Work instructions - Return the records that follow, matching each one exactly.
─── Records shown
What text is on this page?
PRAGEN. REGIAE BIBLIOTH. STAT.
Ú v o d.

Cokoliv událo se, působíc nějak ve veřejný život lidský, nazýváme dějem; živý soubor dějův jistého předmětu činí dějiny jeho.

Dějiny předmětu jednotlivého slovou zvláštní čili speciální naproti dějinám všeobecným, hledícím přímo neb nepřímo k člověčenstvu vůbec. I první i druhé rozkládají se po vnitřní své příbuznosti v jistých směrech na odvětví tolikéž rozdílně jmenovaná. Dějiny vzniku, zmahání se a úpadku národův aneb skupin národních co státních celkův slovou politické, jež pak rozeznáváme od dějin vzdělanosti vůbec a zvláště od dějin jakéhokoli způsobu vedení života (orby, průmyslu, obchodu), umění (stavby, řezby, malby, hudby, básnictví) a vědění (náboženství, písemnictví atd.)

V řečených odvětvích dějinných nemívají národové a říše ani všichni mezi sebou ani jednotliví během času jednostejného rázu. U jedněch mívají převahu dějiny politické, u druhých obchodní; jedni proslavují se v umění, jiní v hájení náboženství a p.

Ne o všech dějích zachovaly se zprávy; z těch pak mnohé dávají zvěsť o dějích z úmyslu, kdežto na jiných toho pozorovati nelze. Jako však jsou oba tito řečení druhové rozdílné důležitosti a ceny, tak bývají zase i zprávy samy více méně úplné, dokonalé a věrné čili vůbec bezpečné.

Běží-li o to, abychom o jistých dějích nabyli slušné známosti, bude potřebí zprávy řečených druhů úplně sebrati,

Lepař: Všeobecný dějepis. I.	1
──────
Correct response -
What text is on this page?
PRAGEN. REGIAE BIBLIOTH. STAT.
Ú v o d.

Cokoliv událo se, působíc nějak ve veřejný život lidský, nazýváme dějem; živý soubor dějův jistého předmětu činí dějiny jeho.

Dějiny předmětu jednotlivého slovou zvláštní čili speciální naproti dějinám všeobecným, hledícím přímo neb nepřímo k člověčenstvu vůbec. I první i druhé rozkládají se po vnitřní své příbuznosti v jistých směrech na odvětví tolikéž rozdílně jmenovaná. Dějiny vzniku, zmahání se a úpadku národův aneb skupin národních co státních celkův slovou politické, jež pak rozeznáváme od dějin vzdělanosti vůbec a zvláště od dějin jakéhokoli způsobu vedení života (orby, průmyslu, obchodu), umění (stavby, řezby, malby, hudby, básnictví) a vědění (náboženství, písemnictví atd.)

V řečených odvětvích dějinných nemívají národové a říše ani všichni mezi sebou ani jednotliví během času jednostejného rázu. U jedněch mívají převahu dějiny politické, u druhých obchodní; jedni proslavují se v umění, jiní v hájení náboženství a p.

Ne o všech dějích zachovaly se zprávy; z těch pak mnohé dávají zvěsť o dějích z úmyslu, kdežto na jiných toho pozorovati nelze. Jako však jsou oba tito řečení druhové rozdílné důležitosti a ceny, tak bývají zase i zprávy samy více méně úplné, dokonalé a věrné čili vůbec bezpečné.

Běží-li o to, abychom o jistých dějích nabyli slušné známosti, bude potřebí zprávy řečených druhů úplně sebrati,

Lepař: Všeobecný dějepis. I.	1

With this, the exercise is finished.